• **What the task asks**:
All of the data below must be repeated exactly.

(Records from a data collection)
##########
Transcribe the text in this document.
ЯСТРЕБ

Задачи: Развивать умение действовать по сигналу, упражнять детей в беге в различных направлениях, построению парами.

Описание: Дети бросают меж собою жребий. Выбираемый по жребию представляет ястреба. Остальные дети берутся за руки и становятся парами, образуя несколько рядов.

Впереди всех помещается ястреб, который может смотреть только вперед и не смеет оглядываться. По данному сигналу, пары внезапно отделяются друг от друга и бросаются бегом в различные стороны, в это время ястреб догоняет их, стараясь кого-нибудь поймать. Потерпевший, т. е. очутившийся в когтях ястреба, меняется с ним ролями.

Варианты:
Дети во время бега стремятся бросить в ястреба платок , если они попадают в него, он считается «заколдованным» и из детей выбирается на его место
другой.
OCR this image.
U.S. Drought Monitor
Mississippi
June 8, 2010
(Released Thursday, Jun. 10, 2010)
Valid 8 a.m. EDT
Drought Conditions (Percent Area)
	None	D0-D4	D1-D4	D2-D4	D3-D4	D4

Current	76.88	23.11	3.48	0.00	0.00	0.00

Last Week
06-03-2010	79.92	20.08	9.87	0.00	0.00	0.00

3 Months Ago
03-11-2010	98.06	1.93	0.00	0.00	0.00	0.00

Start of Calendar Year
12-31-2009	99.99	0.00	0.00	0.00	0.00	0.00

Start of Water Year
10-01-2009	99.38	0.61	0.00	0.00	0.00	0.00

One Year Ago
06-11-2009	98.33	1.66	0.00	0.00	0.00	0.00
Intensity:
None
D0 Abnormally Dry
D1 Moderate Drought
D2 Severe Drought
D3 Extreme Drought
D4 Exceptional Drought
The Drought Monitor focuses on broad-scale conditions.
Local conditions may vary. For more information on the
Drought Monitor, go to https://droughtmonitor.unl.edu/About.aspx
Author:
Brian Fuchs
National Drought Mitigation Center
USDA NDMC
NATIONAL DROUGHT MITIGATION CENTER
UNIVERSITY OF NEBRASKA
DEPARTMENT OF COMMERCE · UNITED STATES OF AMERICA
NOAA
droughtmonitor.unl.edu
##########
• **Task output**:
Transcribe the text in this document.
ЯСТРЕБ

Задачи: Развивать умение действовать по сигналу, упражнять детей в беге в различных направлениях, построению парами.

Описание: Дети бросают меж собою жребий. Выбираемый по жребию представляет ястреба. Остальные дети берутся за руки и становятся парами, образуя несколько рядов.

Впереди всех помещается ястреб, который может смотреть только вперед и не смеет оглядываться. По данному сигналу, пары внезапно отделяются друг от друга и бросаются бегом в различные стороны, в это время ястреб догоняет их, стараясь кого-нибудь поймать. Потерпевший, т. е. очутившийся в когтях ястреба, меняется с ним ролями.

Варианты:
Дети во время бега стремятся бросить в ястреба платок , если они попадают в него, он считается «заколдованным» и из детей выбирается на его место
другой.
OCR this image.
U.S. Drought Monitor
Mississippi
June 8, 2010
(Released Thursday, Jun. 10, 2010)
Valid 8 a.m. EDT
Drought Conditions (Percent Area)
	None	D0-D4	D1-D4	D2-D4	D3-D4	D4

Current	76.88	23.11	3.48	0.00	0.00	0.00

Last Week
06-03-2010	79.92	20.08	9.87	0.00	0.00	0.00

3 Months Ago
03-11-2010	98.06	1.93	0.00	0.00	0.00	0.00

Start of Calendar Year
12-31-2009	99.99	0.00	0.00	0.00	0.00	0.00

Start of Water Year
10-01-2009	99.38	0.61	0.00	0.00	0.00	0.00

One Year Ago
06-11-2009	98.33	1.66	0.00	0.00	0.00	0.00
Intensity:
None
D0 Abnormally Dry
D1 Moderate Drought
D2 Severe Drought
D3 Extreme Drought
D4 Exceptional Drought
The Drought Monitor focuses on broad-scale conditions.
Local conditions may vary. For more information on the
Drought Monitor, go to https://droughtmonitor.unl.edu/About.aspx
Author:
Brian Fuchs
National Drought Mitigation Center
USDA NDMC
NATIONAL DROUGHT MITIGATION CENTER
UNIVERSITY OF NEBRASKA
DEPARTMENT OF COMMERCE · UNITED STATES OF AMERICA
NOAA
droughtmonitor.unl.edu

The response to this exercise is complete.